— Problem details —
Assemble all lines in which the string "essays" appears.

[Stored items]
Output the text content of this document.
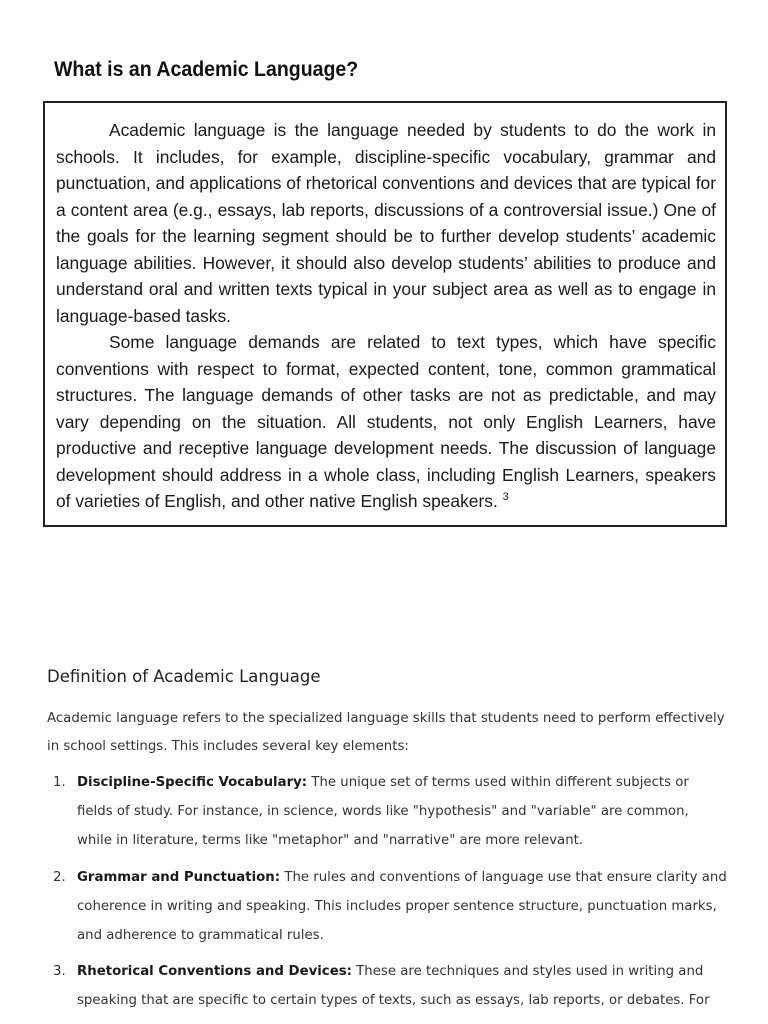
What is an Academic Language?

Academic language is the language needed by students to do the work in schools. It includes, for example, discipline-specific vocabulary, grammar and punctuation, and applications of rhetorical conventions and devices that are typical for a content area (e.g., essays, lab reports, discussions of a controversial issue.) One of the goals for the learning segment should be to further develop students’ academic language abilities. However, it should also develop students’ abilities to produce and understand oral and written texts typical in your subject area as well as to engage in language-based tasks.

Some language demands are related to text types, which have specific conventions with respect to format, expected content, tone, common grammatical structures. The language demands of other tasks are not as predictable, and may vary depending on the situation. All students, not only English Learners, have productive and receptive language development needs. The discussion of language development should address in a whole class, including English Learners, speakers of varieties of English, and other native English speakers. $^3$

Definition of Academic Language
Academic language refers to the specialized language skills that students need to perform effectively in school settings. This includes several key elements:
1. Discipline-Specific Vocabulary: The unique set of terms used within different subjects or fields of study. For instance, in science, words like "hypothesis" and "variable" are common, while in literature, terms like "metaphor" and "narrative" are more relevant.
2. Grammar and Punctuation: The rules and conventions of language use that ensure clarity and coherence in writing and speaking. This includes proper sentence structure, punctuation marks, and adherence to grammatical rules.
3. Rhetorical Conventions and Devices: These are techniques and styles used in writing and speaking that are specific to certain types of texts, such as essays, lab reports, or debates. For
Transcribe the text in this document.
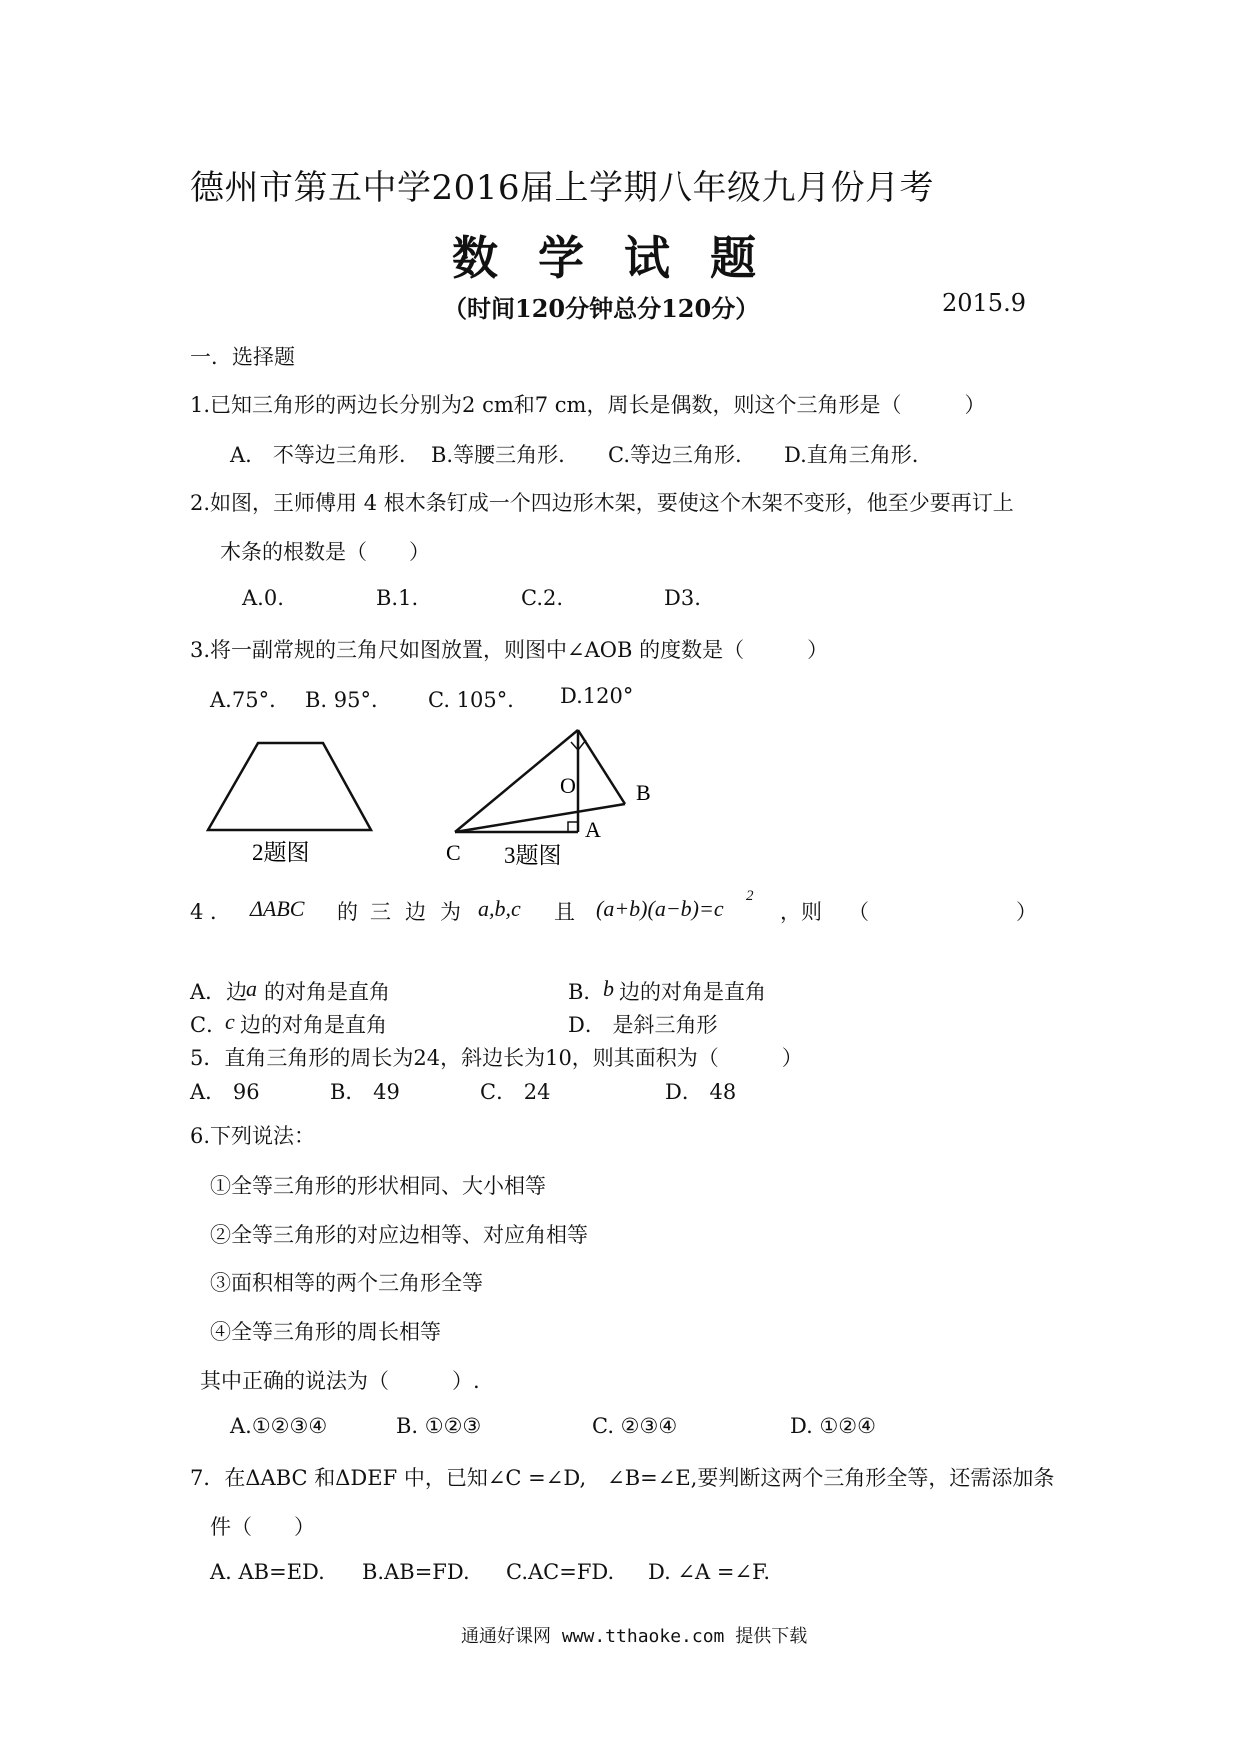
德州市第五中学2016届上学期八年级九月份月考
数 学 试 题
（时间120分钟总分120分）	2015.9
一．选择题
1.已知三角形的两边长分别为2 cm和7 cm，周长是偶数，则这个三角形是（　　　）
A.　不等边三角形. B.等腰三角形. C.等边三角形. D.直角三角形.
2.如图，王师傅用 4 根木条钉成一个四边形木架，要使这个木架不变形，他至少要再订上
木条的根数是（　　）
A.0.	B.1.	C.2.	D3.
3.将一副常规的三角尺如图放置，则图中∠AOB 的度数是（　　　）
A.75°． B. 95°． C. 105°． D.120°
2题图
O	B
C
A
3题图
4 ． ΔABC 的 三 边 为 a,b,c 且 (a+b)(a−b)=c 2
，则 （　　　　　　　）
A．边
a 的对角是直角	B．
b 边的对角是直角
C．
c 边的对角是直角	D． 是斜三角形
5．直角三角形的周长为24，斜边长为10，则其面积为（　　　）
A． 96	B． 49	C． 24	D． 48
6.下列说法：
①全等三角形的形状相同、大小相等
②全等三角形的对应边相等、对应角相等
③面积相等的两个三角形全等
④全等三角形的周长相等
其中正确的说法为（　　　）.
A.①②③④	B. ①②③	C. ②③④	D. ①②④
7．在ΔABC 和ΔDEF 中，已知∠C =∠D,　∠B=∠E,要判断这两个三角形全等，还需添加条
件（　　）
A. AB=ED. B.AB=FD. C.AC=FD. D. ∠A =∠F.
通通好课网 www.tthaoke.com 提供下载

— Reply to the exercise —
Academic language is the language needed by students to do the work in schools. It includes, for example, discipline-specific vocabulary, grammar and punctuation, and applications of rhetorical conventions and devices that are typical for a content area (e.g., essays, lab reports, discussions of a controversial issue.) One of the goals for the learning segment should be to further develop students’ academic language abilities. However, it should also develop students’ abilities to produce and understand oral and written texts typical in your subject area as well as to engage in language-based tasks.
3. Rhetorical Conventions and Devices: These are techniques and styles used in writing and speaking that are specific to certain types of texts, such as essays, lab reports, or debates. For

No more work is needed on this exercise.